Some data
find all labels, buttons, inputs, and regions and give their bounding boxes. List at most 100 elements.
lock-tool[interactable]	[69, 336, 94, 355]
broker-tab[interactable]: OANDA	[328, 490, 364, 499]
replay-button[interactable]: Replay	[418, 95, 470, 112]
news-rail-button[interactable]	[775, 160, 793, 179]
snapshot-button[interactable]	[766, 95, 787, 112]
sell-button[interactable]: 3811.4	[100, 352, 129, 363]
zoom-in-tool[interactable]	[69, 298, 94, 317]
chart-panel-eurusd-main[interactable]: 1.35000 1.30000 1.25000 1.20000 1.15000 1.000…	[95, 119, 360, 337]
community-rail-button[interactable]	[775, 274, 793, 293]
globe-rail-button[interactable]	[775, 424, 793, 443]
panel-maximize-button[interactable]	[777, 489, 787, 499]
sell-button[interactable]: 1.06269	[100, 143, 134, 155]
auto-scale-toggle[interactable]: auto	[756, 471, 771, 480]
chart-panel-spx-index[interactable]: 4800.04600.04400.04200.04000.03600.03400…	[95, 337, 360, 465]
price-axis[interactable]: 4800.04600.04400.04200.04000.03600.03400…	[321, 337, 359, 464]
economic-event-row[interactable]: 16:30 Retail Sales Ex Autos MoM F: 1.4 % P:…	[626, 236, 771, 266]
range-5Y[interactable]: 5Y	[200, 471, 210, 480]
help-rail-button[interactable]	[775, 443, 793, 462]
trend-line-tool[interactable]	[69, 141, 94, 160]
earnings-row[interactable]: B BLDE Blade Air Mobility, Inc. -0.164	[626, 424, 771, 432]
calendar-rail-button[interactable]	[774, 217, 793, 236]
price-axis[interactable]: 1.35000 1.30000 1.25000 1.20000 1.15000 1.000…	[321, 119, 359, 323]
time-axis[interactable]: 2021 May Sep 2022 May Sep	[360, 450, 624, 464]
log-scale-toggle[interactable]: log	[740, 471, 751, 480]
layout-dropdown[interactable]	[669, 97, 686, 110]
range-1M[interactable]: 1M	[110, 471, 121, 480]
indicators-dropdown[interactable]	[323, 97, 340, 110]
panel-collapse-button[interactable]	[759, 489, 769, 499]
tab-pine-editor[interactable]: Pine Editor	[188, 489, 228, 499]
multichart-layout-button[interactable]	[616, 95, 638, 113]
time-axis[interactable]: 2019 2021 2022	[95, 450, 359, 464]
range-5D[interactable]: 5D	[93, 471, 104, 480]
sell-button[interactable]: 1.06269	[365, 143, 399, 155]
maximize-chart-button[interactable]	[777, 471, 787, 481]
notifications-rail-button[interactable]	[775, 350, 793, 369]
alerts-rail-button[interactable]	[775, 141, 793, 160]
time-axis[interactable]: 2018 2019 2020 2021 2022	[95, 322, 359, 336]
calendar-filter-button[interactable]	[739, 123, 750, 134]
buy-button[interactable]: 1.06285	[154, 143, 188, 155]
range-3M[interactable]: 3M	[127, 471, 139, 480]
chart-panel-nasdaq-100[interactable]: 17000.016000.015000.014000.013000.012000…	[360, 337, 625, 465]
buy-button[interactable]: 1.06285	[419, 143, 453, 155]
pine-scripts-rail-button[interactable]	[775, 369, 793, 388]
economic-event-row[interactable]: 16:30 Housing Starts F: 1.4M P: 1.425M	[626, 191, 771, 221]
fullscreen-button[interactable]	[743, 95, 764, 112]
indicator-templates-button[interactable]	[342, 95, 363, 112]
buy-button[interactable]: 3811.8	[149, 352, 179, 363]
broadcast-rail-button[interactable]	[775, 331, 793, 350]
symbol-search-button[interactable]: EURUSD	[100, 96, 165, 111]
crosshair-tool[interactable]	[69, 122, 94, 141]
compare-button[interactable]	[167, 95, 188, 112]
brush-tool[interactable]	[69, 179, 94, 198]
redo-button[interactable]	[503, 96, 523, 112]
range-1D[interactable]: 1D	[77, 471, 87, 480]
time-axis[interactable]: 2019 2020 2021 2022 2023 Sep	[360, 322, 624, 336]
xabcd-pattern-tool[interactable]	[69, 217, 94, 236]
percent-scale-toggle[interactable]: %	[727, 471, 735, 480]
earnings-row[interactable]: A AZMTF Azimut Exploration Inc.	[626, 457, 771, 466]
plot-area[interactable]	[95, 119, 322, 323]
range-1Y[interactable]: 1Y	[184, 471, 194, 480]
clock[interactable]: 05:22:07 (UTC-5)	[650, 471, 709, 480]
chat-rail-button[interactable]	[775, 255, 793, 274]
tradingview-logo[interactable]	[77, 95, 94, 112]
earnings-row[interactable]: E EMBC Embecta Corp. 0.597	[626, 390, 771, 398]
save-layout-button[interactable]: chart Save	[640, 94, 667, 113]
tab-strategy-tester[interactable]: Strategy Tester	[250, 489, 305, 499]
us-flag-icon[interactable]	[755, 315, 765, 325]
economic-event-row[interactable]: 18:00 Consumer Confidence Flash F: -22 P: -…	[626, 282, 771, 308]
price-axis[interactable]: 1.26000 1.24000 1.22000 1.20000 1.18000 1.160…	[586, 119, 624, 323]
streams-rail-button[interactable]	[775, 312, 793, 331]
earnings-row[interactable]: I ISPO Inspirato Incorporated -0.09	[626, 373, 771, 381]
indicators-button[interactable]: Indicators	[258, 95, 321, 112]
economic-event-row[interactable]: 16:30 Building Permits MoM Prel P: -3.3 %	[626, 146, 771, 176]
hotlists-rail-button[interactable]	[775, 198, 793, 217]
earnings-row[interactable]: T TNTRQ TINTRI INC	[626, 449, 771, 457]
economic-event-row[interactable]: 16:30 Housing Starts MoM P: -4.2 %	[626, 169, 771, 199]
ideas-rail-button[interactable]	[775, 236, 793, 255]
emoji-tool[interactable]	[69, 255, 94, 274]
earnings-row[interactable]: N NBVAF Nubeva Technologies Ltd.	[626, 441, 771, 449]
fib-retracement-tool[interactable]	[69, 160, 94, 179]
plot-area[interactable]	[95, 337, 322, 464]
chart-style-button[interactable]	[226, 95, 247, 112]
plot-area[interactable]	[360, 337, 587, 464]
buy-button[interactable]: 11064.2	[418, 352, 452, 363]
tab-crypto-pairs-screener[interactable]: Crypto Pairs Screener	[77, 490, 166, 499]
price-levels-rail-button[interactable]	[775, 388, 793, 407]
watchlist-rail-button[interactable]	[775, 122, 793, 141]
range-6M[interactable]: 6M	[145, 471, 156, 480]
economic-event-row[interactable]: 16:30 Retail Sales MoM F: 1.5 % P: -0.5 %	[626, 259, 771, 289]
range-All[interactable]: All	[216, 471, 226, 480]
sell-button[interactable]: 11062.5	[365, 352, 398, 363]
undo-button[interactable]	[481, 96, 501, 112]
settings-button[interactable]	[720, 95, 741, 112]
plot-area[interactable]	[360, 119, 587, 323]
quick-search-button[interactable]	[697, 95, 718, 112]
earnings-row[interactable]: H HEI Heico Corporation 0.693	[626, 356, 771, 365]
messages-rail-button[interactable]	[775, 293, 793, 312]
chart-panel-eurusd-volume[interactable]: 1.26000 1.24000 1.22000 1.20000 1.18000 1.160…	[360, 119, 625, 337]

**Exercise aim:** Give the data from the very first line through the line that contains "471, 771, 480]" as a JSON list of strings, one per line, omitting any blank lines.

**Full solution:**
[
  "find all labels, buttons, inputs, and regions and give their bounding boxes. List at most 100 elements.",
  "lock-tool[interactable]\t[69, 336, 94, 355]",
  "broker-tab[interactable]: OANDA\t[328, 490, 364, 499]",
  "replay-button[interactable]: Replay\t[418, 95, 470, 112]",
  "news-rail-button[interactable]\t[775, 160, 793, 179]",
  "snapshot-button[interactable]\t[766, 95, 787, 112]",
  "sell-button[interactable]: 3811.4\t[100, 352, 129, 363]",
  "zoom-in-tool[interactable]\t[69, 298, 94, 317]",
  "chart-panel-eurusd-main[interactable]: 1.35000 1.30000 1.25000 1.20000 1.15000 1.000…\t[95, 119, 360, 337]",
  "community-rail-button[interactable]\t[775, 274, 793, 293]",
  "globe-rail-button[interactable]\t[775, 424, 793, 443]",
  "panel-maximize-button[interactable]\t[777, 489, 787, 499]",
  "sell-button[interactable]: 1.06269\t[100, 143, 134, 155]",
  "auto-scale-toggle[interactable]: auto\t[756, 471, 771, 480]"
]